__INSTRUCTION__
Provide the number of lines containing the word "content", and nothing else.

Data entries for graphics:
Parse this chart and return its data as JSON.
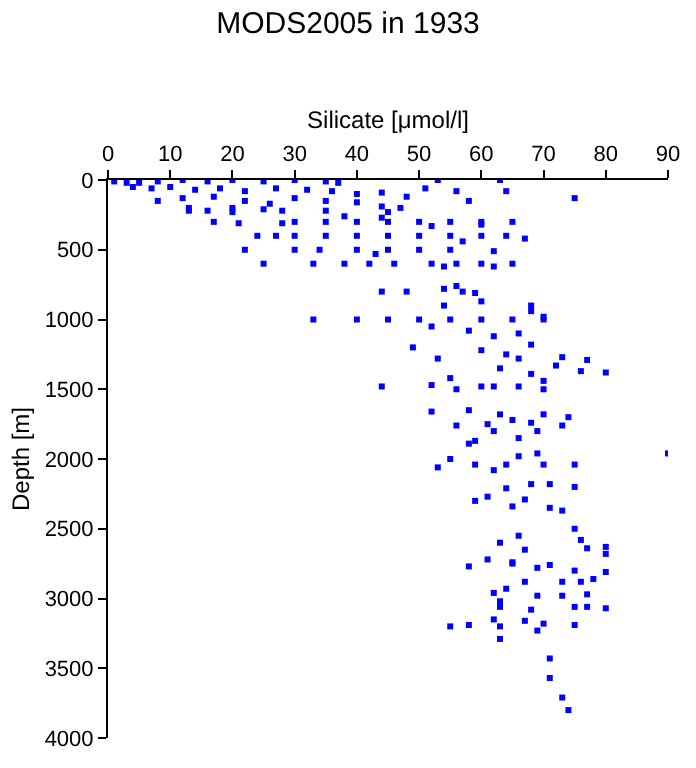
{
  "chart_data": {
    "type": "scatter",
    "title": "MODS2005 in 1933",
    "xlabel": "Silicate [μmol/l]",
    "ylabel": "Depth [m]",
    "xlim": [
      0,
      90
    ],
    "xticks": [
      0,
      10,
      20,
      30,
      40,
      50,
      60,
      70,
      80,
      90
    ],
    "ylim": [
      4000,
      0
    ],
    "yticks": [
      0,
      500,
      1000,
      1500,
      2000,
      2500,
      3000,
      3500,
      4000
    ],
    "marker": "square",
    "series": [
      {
        "color": "#0000ff",
        "x": [
          1,
          3,
          5,
          8,
          12,
          16,
          20,
          25,
          30,
          35,
          37,
          53,
          63,
          4,
          7,
          10,
          14,
          18,
          22,
          27,
          32,
          36,
          40,
          44,
          48,
          51,
          56,
          75,
          58,
          64,
          8,
          12,
          17,
          22,
          26,
          30,
          35,
          40,
          44,
          47,
          13,
          20,
          25,
          13,
          16,
          20,
          28,
          35,
          45,
          38,
          44,
          17,
          21,
          28,
          30,
          35,
          40,
          45,
          50,
          55,
          60,
          65,
          60,
          52,
          24,
          27,
          30,
          35,
          40,
          45,
          50,
          55,
          60,
          64,
          67,
          57,
          22,
          30,
          34,
          40,
          45,
          50,
          55,
          62,
          43,
          25,
          33,
          38,
          42,
          46,
          52,
          56,
          60,
          65,
          54,
          62,
          44,
          48,
          54,
          56,
          57,
          59,
          60,
          68,
          54,
          68,
          33,
          40,
          45,
          50,
          55,
          60,
          65,
          70,
          70,
          52,
          58,
          62,
          66,
          68,
          49,
          53,
          60,
          64,
          66,
          73,
          77,
          63,
          68,
          72,
          76,
          80,
          70,
          55,
          44,
          52,
          56,
          60,
          62,
          66,
          70,
          52,
          58,
          63,
          70,
          74,
          56,
          61,
          65,
          68,
          73,
          62,
          69,
          59,
          66,
          90,
          58,
          53,
          55,
          59,
          64,
          70,
          75,
          62,
          66,
          69,
          59,
          61,
          64,
          67,
          68,
          71,
          75,
          65,
          71,
          73,
          75,
          66,
          76,
          63,
          67,
          77,
          80,
          80,
          61,
          65,
          58,
          65,
          69,
          71,
          75,
          80,
          67,
          73,
          76,
          78,
          64,
          62,
          69,
          73,
          77,
          63,
          63,
          68,
          75,
          77,
          80,
          55,
          58,
          62,
          63,
          67,
          70,
          75,
          63,
          69,
          71,
          71,
          73,
          74
        ],
        "values": [
          10,
          20,
          20,
          10,
          0,
          10,
          0,
          10,
          0,
          10,
          20,
          0,
          0,
          50,
          60,
          50,
          70,
          60,
          80,
          60,
          70,
          80,
          100,
          90,
          120,
          60,
          80,
          130,
          150,
          80,
          150,
          130,
          120,
          150,
          170,
          130,
          150,
          160,
          190,
          200,
          200,
          200,
          210,
          220,
          220,
          230,
          220,
          220,
          230,
          260,
          270,
          300,
          310,
          310,
          300,
          300,
          300,
          300,
          300,
          300,
          300,
          300,
          320,
          330,
          400,
          400,
          400,
          400,
          400,
          400,
          400,
          400,
          400,
          400,
          420,
          440,
          500,
          500,
          500,
          500,
          500,
          500,
          500,
          510,
          530,
          600,
          600,
          600,
          600,
          600,
          600,
          600,
          600,
          600,
          620,
          620,
          800,
          800,
          780,
          760,
          800,
          810,
          870,
          900,
          900,
          940,
          1000,
          1000,
          1000,
          1000,
          1000,
          1000,
          1000,
          1000,
          980,
          1050,
          1080,
          1120,
          1100,
          1180,
          1200,
          1280,
          1220,
          1250,
          1280,
          1270,
          1290,
          1350,
          1390,
          1330,
          1370,
          1380,
          1440,
          1420,
          1480,
          1470,
          1500,
          1480,
          1480,
          1480,
          1500,
          1660,
          1650,
          1680,
          1680,
          1700,
          1760,
          1750,
          1720,
          1740,
          1760,
          1800,
          1800,
          1870,
          1850,
          1960,
          1890,
          2060,
          2000,
          2040,
          2040,
          2040,
          2040,
          2080,
          1980,
          1960,
          2300,
          2270,
          2210,
          2290,
          2180,
          2180,
          2200,
          2340,
          2350,
          2370,
          2500,
          2550,
          2580,
          2600,
          2650,
          2640,
          2630,
          2680,
          2720,
          2740,
          2770,
          2750,
          2780,
          2760,
          2800,
          2810,
          2880,
          2880,
          2880,
          2860,
          2930,
          2960,
          2980,
          2980,
          2970,
          3020,
          3060,
          3080,
          3060,
          3060,
          3070,
          3200,
          3190,
          3150,
          3200,
          3160,
          3180,
          3190,
          3290,
          3230,
          3430,
          3570,
          3710,
          3800
        ]
      }
    ]
  }
}
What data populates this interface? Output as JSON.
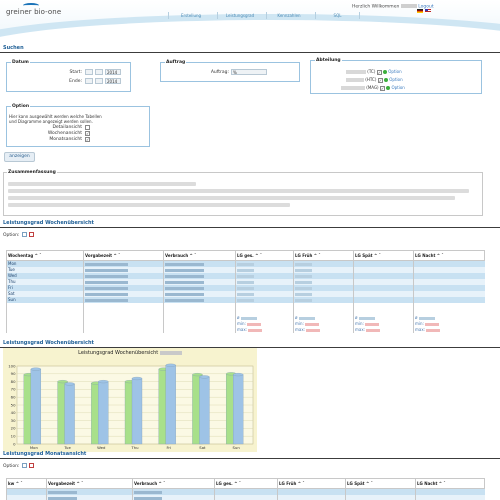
{
  "header": {
    "logo_text": "greiner bio-one",
    "nav": [
      "Erstellung",
      "Leistungsgrad",
      "Kennzahlen",
      "SQL"
    ],
    "welcome": "Herzlich Willkommen",
    "logout": "Logout",
    "colors": {
      "brand": "#1a73b8",
      "nav": "#4a8ab5"
    }
  },
  "search": {
    "title": "Suchen",
    "datum": {
      "title": "Datum",
      "start_label": "Start:",
      "end_label": "Ende:",
      "start": [
        "",
        "",
        "2014"
      ],
      "end": [
        "",
        "",
        "2014"
      ]
    },
    "auftrag": {
      "title": "Auftrag",
      "label": "Auftrag:",
      "value": "%"
    },
    "abteilung": {
      "title": "Abteilung",
      "rows": [
        {
          "code": "(TC)",
          "option": "Option"
        },
        {
          "code": "(HTC)",
          "option": "Option"
        },
        {
          "code": "(MAG)",
          "option": "Option"
        }
      ]
    },
    "option": {
      "title": "Option",
      "description": "Hier kann ausgewählt werden welche Tabellen und Diagramme angezeigt werden sollen.",
      "checks": [
        {
          "label": "Detailansicht",
          "checked": false
        },
        {
          "label": "Wochenansicht",
          "checked": true
        },
        {
          "label": "Monatsansicht",
          "checked": true
        }
      ]
    },
    "button": "anzeigen"
  },
  "summary": {
    "title": "Zusammenfassung"
  },
  "weekly": {
    "title": "Leistungsgrad Wochenübersicht",
    "option_label": "Option:",
    "columns": [
      "Wochentag ^ ˇ",
      "Vorgabezeit ^ ˇ",
      "Verbrauch ^ ˇ",
      "LG ges. ^ ˇ",
      "LG Früh ^ ˇ",
      "LG Spät ^ ˇ",
      "LG Nacht ^ ˇ"
    ],
    "days": [
      "Mon",
      "Tue",
      "Wed",
      "Thu",
      "Fri",
      "Sat",
      "Sun"
    ],
    "sum_labels": [
      "ø",
      "min:",
      "max:"
    ]
  },
  "chart_data": {
    "type": "bar",
    "title": "Leistungsgrad Wochenübersicht",
    "categories": [
      "Mon",
      "Tue",
      "Wed",
      "Thu",
      "Fri",
      "Sat",
      "Sun"
    ],
    "yticks": [
      0,
      10,
      20,
      30,
      40,
      50,
      60,
      70,
      80,
      90,
      100
    ],
    "ylim": [
      0,
      100
    ],
    "series": [
      {
        "color": "#a8e08a",
        "values": [
          89,
          80,
          78,
          80,
          96,
          89,
          90
        ]
      },
      {
        "color": "#9ec3e6",
        "values": [
          96,
          77,
          80,
          84,
          101,
          86,
          89
        ]
      }
    ]
  },
  "monthly": {
    "title": "Leistungsgrad Monatsansicht",
    "option_label": "Option:",
    "columns": [
      "kw ^ ˇ",
      "Vorgabezeit ^ ˇ",
      "Verbrauch ^ ˇ",
      "LG ges. ^ ˇ",
      "LG Früh ^ ˇ",
      "LG Spät ^ ˇ",
      "LG Nacht ^ ˇ"
    ]
  }
}
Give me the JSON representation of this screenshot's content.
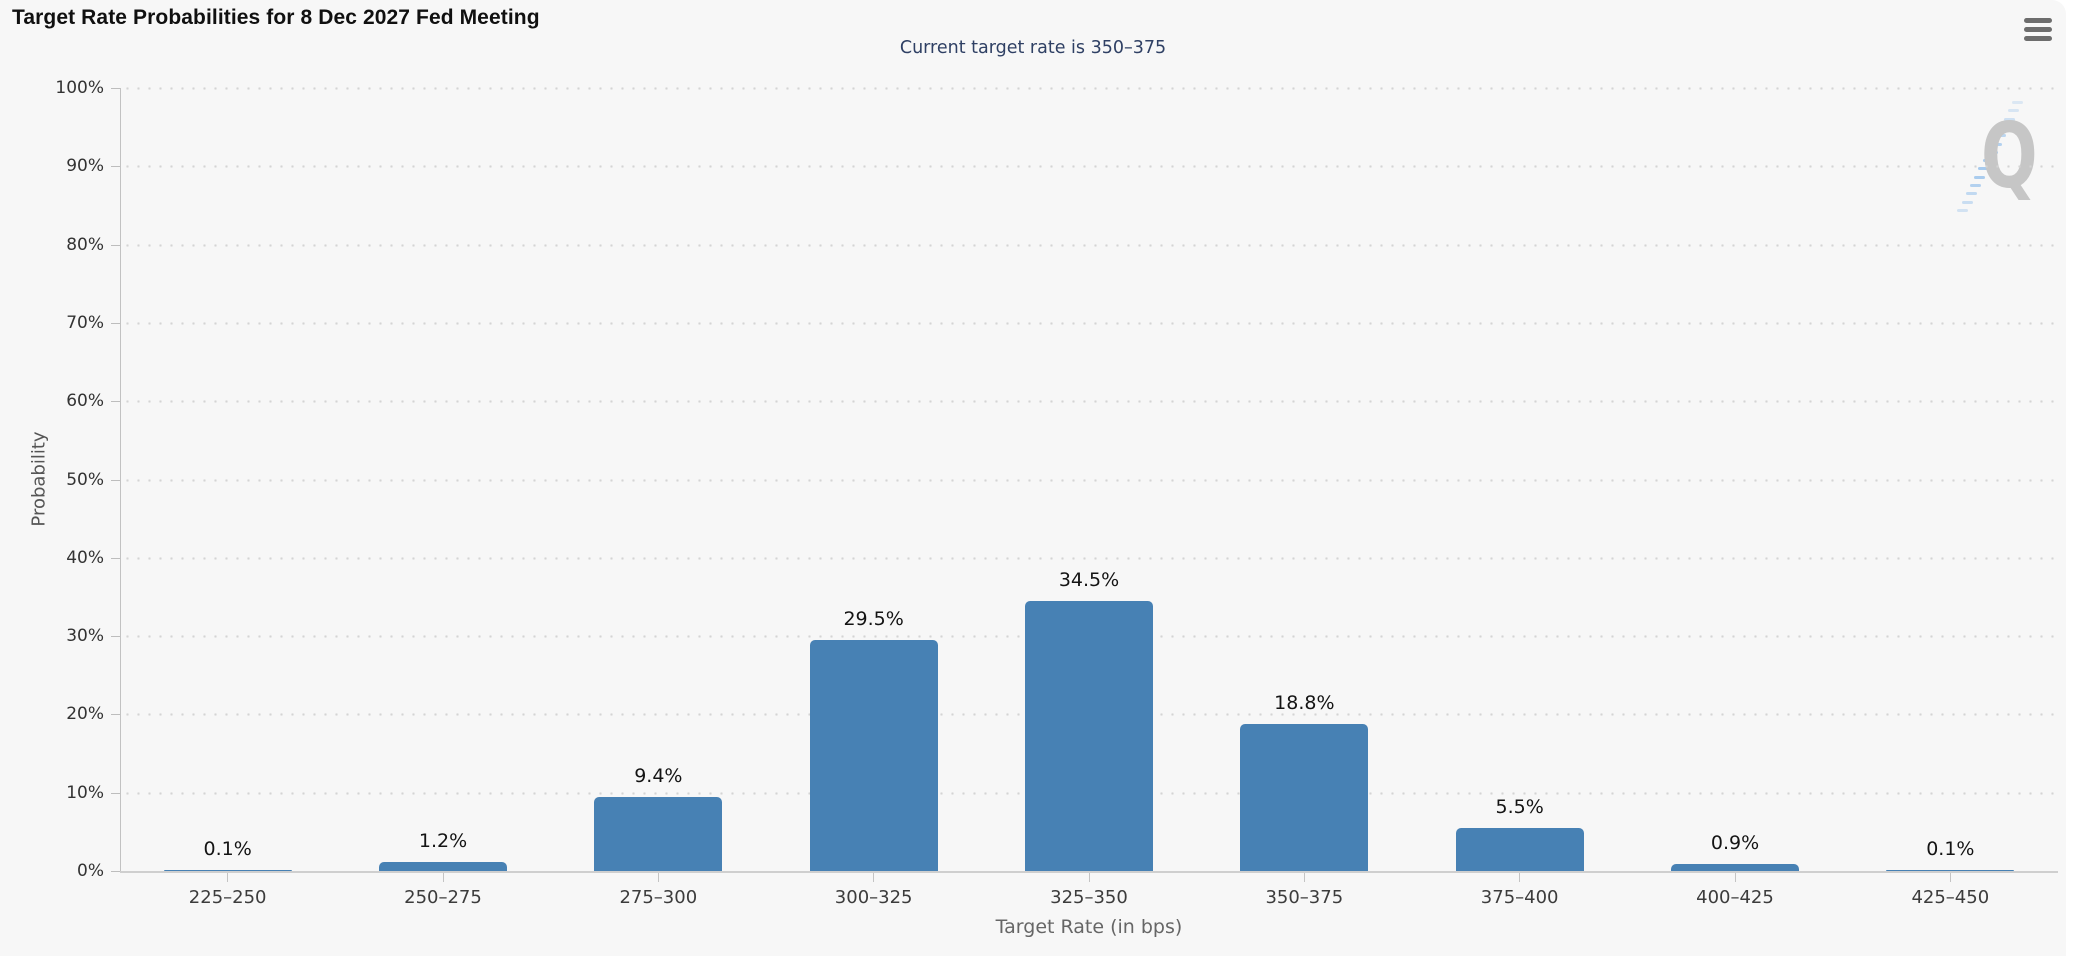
{
  "chart_data": {
    "type": "bar",
    "title": "Target Rate Probabilities for 8 Dec 2027 Fed Meeting",
    "subtitle": "Current target rate is 350–375",
    "xlabel": "Target Rate (in bps)",
    "ylabel": "Probability",
    "categories": [
      "225–250",
      "250–275",
      "275–300",
      "300–325",
      "325–350",
      "350–375",
      "375–400",
      "400–425",
      "425–450"
    ],
    "values": [
      0.1,
      1.2,
      9.4,
      29.5,
      34.5,
      18.8,
      5.5,
      0.9,
      0.1
    ],
    "value_labels": [
      "0.1%",
      "1.2%",
      "9.4%",
      "29.5%",
      "34.5%",
      "18.8%",
      "5.5%",
      "0.9%",
      "0.1%"
    ],
    "ylim": [
      0,
      100
    ],
    "ytick_step": 10,
    "ytick_labels": [
      "0%",
      "10%",
      "20%",
      "30%",
      "40%",
      "50%",
      "60%",
      "70%",
      "80%",
      "90%",
      "100%"
    ],
    "legend": "none",
    "grid": "dotted-horizontal",
    "bar_color": "#4781b4"
  },
  "header": {
    "menu_icon": "hamburger-menu-icon"
  },
  "watermark": {
    "letter": "Q"
  },
  "colors": {
    "page_bg": "#ffffff",
    "panel_bg": "#f7f7f7",
    "title_text": "#101010",
    "subtitle_text": "#2f4064",
    "axis_label_text": "#3c3c3c",
    "axis_title_text": "#666666",
    "bar": "#4781b4",
    "gridline_dot": "#d4d4d4",
    "watermark_gray": "#c6c6c6",
    "watermark_blue": "#9cc4ec"
  }
}
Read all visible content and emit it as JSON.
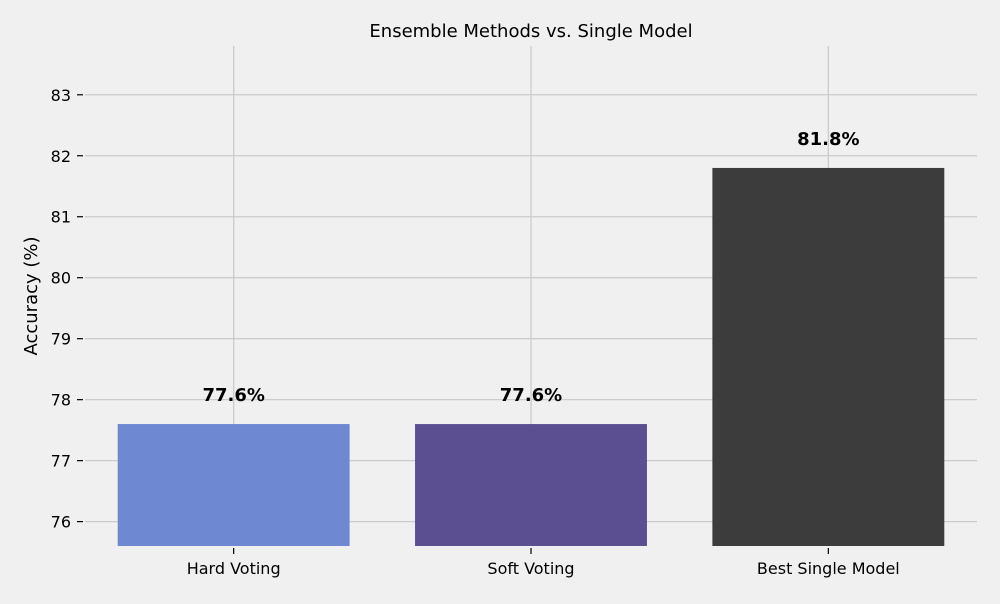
{
  "chart_data": {
    "type": "bar",
    "title": "Ensemble Methods vs. Single Model",
    "xlabel": "",
    "ylabel": "Accuracy (%)",
    "categories": [
      "Hard Voting",
      "Soft Voting",
      "Best Single Model"
    ],
    "values": [
      77.6,
      77.6,
      81.8
    ],
    "data_labels": [
      "77.6%",
      "77.6%",
      "81.8%"
    ],
    "colors": [
      "#6e89d2",
      "#5b4e91",
      "#3c3c3c"
    ],
    "ylim": [
      75.6,
      83.8
    ],
    "yticks": [
      76,
      77,
      78,
      79,
      80,
      81,
      82,
      83
    ],
    "grid": true,
    "legend": "none"
  }
}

__WRITTEN SOLUTION__
2